THE DATA ->
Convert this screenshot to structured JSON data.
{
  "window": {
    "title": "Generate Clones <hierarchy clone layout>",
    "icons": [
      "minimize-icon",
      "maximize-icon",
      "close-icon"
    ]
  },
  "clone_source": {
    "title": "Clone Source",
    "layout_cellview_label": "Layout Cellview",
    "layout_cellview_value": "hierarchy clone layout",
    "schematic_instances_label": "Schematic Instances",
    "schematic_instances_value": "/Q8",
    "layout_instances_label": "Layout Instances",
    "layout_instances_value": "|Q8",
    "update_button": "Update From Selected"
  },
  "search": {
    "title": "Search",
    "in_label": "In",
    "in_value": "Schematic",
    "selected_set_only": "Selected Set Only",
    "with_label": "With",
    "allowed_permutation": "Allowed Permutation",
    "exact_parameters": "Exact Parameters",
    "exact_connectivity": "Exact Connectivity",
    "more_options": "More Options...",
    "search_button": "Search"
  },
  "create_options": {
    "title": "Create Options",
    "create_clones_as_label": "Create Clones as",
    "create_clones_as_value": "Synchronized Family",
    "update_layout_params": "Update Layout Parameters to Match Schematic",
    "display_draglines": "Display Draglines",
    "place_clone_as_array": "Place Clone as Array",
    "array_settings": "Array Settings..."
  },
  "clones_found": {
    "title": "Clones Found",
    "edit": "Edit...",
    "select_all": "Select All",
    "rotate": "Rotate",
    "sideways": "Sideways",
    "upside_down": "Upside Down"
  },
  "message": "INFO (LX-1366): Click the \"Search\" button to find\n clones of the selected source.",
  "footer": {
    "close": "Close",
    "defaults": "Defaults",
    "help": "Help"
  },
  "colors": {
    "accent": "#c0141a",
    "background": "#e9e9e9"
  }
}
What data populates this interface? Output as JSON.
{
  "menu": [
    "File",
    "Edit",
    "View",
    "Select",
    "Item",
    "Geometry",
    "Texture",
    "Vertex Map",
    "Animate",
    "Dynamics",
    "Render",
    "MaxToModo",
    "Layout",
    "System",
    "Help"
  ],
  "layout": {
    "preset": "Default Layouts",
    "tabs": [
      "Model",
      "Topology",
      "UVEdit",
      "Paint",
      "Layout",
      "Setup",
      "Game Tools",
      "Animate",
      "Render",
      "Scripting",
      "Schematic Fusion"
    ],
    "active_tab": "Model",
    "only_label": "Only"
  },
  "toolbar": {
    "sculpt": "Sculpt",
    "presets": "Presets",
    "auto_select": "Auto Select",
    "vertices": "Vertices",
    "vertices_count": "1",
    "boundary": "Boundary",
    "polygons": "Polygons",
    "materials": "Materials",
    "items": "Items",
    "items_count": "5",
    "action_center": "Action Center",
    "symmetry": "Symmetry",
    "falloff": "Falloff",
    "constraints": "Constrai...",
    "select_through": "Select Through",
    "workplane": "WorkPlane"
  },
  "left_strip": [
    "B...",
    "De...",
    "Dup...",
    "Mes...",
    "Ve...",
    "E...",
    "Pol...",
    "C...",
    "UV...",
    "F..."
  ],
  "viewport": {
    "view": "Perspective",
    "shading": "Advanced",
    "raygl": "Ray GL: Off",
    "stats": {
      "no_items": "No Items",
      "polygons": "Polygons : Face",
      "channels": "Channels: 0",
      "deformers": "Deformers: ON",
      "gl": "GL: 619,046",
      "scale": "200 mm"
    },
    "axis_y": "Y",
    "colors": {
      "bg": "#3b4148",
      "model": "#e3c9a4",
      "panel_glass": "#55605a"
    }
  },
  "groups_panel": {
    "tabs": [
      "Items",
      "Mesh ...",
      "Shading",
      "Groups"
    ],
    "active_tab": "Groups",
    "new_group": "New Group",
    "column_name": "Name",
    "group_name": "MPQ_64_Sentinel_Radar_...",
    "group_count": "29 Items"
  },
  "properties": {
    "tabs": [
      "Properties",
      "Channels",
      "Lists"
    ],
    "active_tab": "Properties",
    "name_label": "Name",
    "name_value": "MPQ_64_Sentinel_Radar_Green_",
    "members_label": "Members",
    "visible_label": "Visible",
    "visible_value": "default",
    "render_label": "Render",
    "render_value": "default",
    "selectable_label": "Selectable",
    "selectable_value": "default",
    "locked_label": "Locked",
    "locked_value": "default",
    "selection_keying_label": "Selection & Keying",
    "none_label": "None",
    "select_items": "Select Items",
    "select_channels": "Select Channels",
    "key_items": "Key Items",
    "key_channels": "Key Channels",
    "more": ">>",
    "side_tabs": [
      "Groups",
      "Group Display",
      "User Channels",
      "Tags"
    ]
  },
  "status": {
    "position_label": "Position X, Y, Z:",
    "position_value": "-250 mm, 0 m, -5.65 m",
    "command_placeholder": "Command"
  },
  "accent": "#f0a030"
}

PROBLEM STATEMENT -> Exactly as written, please output every entry.

TASK OUTPUT ->
Convert this screenshot to structured JSON data.
{
  "window": {
    "title": "Generate Clones <hierarchy clone layout>",
    "icons": [
      "minimize-icon",
      "maximize-icon",
      "close-icon"
    ]
  },
  "clone_source": {
    "title": "Clone Source",
    "layout_cellview_label": "Layout Cellview",
    "layout_cellview_value": "hierarchy clone layout",
    "schematic_instances_label": "Schematic Instances",
    "schematic_instances_value": "/Q8",
    "layout_instances_label": "Layout Instances",
    "layout_instances_value": "|Q8",
    "update_button": "Update From Selected"
  },
  "search": {
    "title": "Search",
    "in_label": "In",
    "in_value": "Schematic",
    "selected_set_only": "Selected Set Only",
    "with_label": "With",
    "allowed_permutation": "Allowed Permutation",
    "exact_parameters": "Exact Parameters",
    "exact_connectivity": "Exact Connectivity",
    "more_options": "More Options...",
    "search_button": "Search"
  },
  "create_options": {
    "title": "Create Options",
    "create_clones_as_label": "Create Clones as",
    "create_clones_as_value": "Synchronized Family",
    "update_layout_params": "Update Layout Parameters to Match Schematic",
    "display_draglines": "Display Draglines",
    "place_clone_as_array": "Place Clone as Array",
    "array_settings": "Array Settings..."
  },
  "clones_found": {
    "title": "Clones Found",
    "edit": "Edit...",
    "select_all": "Select All",
    "rotate": "Rotate",
    "sideways": "Sideways",
    "upside_down": "Upside Down"
  },
  "message": "INFO (LX-1366): Click the \"Search\" button to find\n clones of the selected source.",
  "footer": {
    "close": "Close",
    "defaults": "Defaults",
    "help": "Help"
  },
  "colors": {
    "accent": "#c0141a",
    "background": "#e9e9e9"
  }
}
What data populates this interface? Output as JSON.
{
  "menu": [
    "File",
    "Edit",
    "View",
    "Select",
    "Item",
    "Geometry",
    "Texture",
    "Vertex Map",
    "Animate",
    "Dynamics",
    "Render",
    "MaxToModo",
    "Layout",
    "System",
    "Help"
  ],
  "layout": {
    "preset": "Default Layouts",
    "tabs": [
      "Model",
      "Topology",
      "UVEdit",
      "Paint",
      "Layout",
      "Setup",
      "Game Tools",
      "Animate",
      "Render",
      "Scripting",
      "Schematic Fusion"
    ],
    "active_tab": "Model",
    "only_label": "Only"
  },
  "toolbar": {
    "sculpt": "Sculpt",
    "presets": "Presets",
    "auto_select": "Auto Select",
    "vertices": "Vertices",
    "vertices_count": "1",
    "boundary": "Boundary",
    "polygons": "Polygons",
    "materials": "Materials",
    "items": "Items",
    "items_count": "5",
    "action_center": "Action Center",
    "symmetry": "Symmetry",
    "falloff": "Falloff",
    "constraints": "Constrai...",
    "select_through": "Select Through",
    "workplane": "WorkPlane"
  },
  "left_strip": [
    "B...",
    "De...",
    "Dup...",
    "Mes...",
    "Ve...",
    "E...",
    "Pol...",
    "C...",
    "UV...",
    "F..."
  ],
  "viewport": {
    "view": "Perspective",
    "shading": "Advanced",
    "raygl": "Ray GL: Off",
    "stats": {
      "no_items": "No Items",
      "polygons": "Polygons : Face",
      "channels": "Channels: 0",
      "deformers": "Deformers: ON",
      "gl": "GL: 619,046",
      "scale": "200 mm"
    },
    "axis_y": "Y",
    "colors": {
      "bg": "#3b4148",
      "model": "#e3c9a4",
      "panel_glass": "#55605a"
    }
  },
  "groups_panel": {
    "tabs": [
      "Items",
      "Mesh ...",
      "Shading",
      "Groups"
    ],
    "active_tab": "Groups",
    "new_group": "New Group",
    "column_name": "Name",
    "group_name": "MPQ_64_Sentinel_Radar_...",
    "group_count": "29 Items"
  },
  "properties": {
    "tabs": [
      "Properties",
      "Channels",
      "Lists"
    ],
    "active_tab": "Properties",
    "name_label": "Name",
    "name_value": "MPQ_64_Sentinel_Radar_Green_",
    "members_label": "Members",
    "visible_label": "Visible",
    "visible_value": "default",
    "render_label": "Render",
    "render_value": "default",
    "selectable_label": "Selectable",
    "selectable_value": "default",
    "locked_label": "Locked",
    "locked_value": "default",
    "selection_keying_label": "Selection & Keying",
    "none_label": "None",
    "select_items": "Select Items",
    "select_channels": "Select Channels",
    "key_items": "Key Items",
    "key_channels": "Key Channels",
    "more": ">>",
    "side_tabs": [
      "Groups",
      "Group Display",
      "User Channels",
      "Tags"
    ]
  },
  "status": {
    "position_label": "Position X, Y, Z:",
    "position_value": "-250 mm, 0 m, -5.65 m",
    "command_placeholder": "Command"
  },
  "accent": "#f0a030"
}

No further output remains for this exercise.